**Direction**
Copy out each line of the listing that has the word "ball" in it.

**Listing**
● ● ● ● ●
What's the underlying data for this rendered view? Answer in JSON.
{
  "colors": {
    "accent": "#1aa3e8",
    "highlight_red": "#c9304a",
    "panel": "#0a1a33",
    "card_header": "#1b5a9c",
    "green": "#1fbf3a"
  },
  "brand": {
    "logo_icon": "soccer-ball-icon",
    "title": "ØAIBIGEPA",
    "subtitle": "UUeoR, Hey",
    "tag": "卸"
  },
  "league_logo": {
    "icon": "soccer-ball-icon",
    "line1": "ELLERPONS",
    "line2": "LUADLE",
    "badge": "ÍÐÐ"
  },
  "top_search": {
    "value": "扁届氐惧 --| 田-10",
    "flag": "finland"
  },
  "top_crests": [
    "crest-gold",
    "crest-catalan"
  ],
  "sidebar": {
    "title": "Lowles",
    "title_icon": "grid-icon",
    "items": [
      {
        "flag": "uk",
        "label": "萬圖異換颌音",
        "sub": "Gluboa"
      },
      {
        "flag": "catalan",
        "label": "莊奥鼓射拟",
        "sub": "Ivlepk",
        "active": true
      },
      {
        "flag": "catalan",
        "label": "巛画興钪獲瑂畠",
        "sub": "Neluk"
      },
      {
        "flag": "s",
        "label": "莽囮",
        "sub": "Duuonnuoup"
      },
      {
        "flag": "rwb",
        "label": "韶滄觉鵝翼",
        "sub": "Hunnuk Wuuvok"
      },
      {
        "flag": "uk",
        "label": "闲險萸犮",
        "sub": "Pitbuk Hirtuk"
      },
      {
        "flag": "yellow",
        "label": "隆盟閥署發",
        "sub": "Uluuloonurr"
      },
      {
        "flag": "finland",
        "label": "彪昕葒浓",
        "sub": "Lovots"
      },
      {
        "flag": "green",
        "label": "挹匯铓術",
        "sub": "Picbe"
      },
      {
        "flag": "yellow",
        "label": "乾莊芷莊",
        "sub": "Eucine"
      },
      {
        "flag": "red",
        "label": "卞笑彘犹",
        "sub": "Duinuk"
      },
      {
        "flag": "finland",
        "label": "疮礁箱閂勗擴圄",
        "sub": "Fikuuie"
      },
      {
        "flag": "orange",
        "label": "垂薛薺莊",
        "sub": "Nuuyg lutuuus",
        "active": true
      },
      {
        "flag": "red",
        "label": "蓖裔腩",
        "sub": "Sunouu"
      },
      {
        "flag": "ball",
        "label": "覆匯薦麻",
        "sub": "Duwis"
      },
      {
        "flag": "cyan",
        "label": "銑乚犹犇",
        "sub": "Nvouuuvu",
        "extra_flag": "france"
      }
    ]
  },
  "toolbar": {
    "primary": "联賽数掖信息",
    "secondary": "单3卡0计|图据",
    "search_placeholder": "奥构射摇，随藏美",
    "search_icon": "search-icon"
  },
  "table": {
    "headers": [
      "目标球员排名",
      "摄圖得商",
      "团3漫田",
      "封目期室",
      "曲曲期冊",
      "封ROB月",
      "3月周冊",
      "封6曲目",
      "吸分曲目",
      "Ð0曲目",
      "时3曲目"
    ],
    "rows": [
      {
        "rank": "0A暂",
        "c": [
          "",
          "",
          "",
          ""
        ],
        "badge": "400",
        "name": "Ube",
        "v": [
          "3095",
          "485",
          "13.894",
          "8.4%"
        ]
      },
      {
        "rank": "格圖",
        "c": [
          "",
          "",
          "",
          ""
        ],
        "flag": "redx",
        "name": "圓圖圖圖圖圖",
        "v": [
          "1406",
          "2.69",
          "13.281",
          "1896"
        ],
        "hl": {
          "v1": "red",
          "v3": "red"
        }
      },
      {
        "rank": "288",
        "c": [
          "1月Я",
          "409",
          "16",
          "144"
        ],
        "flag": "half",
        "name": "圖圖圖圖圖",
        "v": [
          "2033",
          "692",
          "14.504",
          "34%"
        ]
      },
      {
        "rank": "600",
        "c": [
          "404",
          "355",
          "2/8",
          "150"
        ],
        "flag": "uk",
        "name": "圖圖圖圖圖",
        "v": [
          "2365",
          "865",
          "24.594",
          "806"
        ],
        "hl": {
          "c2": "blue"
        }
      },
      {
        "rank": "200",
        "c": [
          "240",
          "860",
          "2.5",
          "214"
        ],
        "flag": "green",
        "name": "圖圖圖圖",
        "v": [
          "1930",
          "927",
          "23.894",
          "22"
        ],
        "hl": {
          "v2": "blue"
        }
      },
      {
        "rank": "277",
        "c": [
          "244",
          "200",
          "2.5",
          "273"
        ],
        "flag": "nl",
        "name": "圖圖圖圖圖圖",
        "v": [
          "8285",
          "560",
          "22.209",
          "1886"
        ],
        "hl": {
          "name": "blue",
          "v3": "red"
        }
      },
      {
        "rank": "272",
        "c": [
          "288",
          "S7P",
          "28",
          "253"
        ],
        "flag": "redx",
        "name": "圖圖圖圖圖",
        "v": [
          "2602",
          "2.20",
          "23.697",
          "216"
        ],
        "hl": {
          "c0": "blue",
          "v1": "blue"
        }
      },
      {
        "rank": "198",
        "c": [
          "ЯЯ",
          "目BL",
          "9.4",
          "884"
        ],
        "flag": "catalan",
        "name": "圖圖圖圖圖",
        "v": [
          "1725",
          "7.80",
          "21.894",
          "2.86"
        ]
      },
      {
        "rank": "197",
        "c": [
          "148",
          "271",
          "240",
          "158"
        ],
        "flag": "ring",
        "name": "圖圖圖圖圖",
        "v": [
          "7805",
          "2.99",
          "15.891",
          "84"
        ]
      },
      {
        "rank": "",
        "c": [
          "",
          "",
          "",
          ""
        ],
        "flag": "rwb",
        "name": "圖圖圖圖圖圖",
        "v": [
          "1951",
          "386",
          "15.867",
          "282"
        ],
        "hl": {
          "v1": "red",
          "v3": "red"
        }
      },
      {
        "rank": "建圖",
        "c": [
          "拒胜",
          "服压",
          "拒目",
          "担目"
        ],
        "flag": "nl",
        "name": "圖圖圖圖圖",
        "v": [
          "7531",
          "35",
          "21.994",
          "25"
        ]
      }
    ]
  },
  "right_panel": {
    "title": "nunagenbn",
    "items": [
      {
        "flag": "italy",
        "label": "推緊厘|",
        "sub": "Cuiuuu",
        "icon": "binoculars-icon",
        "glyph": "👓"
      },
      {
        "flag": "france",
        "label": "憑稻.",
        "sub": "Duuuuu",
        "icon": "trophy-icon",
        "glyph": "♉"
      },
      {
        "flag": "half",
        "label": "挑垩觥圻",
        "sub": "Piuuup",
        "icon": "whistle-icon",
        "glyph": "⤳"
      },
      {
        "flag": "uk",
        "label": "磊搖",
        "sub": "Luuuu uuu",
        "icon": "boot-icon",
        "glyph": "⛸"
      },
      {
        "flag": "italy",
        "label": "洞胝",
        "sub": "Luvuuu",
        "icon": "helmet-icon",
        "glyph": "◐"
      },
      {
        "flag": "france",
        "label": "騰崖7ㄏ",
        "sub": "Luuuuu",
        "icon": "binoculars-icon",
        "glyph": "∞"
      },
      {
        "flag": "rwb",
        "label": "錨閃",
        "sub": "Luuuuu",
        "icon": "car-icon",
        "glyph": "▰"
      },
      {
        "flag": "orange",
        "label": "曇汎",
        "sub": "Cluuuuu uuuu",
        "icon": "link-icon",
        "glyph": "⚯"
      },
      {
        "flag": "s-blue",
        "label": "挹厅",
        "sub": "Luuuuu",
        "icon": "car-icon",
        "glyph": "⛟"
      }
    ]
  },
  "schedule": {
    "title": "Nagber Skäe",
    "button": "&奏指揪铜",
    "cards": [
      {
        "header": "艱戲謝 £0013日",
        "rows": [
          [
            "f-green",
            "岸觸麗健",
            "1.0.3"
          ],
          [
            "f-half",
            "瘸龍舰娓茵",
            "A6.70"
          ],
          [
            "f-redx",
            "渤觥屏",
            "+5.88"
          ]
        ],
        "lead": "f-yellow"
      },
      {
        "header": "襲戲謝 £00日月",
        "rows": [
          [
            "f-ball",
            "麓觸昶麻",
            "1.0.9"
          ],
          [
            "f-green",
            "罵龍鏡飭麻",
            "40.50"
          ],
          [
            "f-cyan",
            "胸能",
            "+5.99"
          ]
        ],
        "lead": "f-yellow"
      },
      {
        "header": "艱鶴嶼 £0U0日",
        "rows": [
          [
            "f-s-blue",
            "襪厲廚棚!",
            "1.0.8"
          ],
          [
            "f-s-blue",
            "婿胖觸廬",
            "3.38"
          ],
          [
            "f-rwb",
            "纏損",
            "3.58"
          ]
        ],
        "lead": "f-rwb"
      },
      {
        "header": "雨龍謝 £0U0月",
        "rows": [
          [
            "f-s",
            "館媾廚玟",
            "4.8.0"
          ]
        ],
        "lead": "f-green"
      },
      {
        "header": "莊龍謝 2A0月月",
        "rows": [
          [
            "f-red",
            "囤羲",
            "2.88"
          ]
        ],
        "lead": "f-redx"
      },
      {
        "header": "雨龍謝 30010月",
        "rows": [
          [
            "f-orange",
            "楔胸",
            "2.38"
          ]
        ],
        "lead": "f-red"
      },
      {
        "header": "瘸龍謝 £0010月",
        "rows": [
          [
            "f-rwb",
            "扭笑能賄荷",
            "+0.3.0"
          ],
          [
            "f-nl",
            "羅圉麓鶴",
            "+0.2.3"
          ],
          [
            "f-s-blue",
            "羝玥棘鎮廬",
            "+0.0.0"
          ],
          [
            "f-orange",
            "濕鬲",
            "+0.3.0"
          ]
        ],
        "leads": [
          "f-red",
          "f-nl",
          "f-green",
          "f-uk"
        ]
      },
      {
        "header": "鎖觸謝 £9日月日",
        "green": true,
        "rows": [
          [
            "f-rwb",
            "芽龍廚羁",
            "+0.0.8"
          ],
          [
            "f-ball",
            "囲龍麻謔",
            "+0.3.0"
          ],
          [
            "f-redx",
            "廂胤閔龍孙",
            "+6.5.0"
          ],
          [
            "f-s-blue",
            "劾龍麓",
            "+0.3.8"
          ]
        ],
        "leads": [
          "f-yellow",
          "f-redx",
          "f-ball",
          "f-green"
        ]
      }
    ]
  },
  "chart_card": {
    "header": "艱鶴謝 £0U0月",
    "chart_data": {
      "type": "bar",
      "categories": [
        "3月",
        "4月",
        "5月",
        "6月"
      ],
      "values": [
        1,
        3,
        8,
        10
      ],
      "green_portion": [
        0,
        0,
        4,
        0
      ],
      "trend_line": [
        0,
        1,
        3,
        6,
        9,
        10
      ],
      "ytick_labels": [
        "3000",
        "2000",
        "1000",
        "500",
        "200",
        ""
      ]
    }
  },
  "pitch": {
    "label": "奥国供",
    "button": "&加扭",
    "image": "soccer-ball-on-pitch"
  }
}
● ● ● ● ●
**Written reply**
    "logo_icon": "soccer-ball-icon",
    "icon": "soccer-ball-icon",
        "flag": "ball",
            "f-ball",
            "f-ball",
          "f-ball",
    "image": "soccer-ball-on-pitch"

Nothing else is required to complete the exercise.